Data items
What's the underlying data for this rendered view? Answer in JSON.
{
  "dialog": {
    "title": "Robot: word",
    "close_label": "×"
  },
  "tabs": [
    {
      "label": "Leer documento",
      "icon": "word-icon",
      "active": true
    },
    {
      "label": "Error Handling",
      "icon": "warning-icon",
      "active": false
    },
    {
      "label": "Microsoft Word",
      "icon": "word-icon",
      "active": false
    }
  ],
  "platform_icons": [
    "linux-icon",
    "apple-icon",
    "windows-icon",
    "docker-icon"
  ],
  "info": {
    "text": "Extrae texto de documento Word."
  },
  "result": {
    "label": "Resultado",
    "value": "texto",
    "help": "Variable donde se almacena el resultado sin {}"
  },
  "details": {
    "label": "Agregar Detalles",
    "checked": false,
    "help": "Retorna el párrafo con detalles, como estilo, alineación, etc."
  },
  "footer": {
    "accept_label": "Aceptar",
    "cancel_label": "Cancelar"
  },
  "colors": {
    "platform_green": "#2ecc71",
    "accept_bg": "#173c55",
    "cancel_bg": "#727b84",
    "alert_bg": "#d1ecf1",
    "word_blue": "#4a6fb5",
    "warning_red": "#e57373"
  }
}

**DIRECTIVE:**
Print the whole listing exactly as it is.

**TASK OUTPUT:**
What's the underlying data for this rendered view? Answer in JSON.
{
  "dialog": {
    "title": "Robot: word",
    "close_label": "×"
  },
  "tabs": [
    {
      "label": "Leer documento",
      "icon": "word-icon",
      "active": true
    },
    {
      "label": "Error Handling",
      "icon": "warning-icon",
      "active": false
    },
    {
      "label": "Microsoft Word",
      "icon": "word-icon",
      "active": false
    }
  ],
  "platform_icons": [
    "linux-icon",
    "apple-icon",
    "windows-icon",
    "docker-icon"
  ],
  "info": {
    "text": "Extrae texto de documento Word."
  },
  "result": {
    "label": "Resultado",
    "value": "texto",
    "help": "Variable donde se almacena el resultado sin {}"
  },
  "details": {
    "label": "Agregar Detalles",
    "checked": false,
    "help": "Retorna el párrafo con detalles, como estilo, alineación, etc."
  },
  "footer": {
    "accept_label": "Aceptar",
    "cancel_label": "Cancelar"
  },
  "colors": {
    "platform_green": "#2ecc71",
    "accept_bg": "#173c55",
    "cancel_bg": "#727b84",
    "alert_bg": "#d1ecf1",
    "word_blue": "#4a6fb5",
    "warning_red": "#e57373"
  }
}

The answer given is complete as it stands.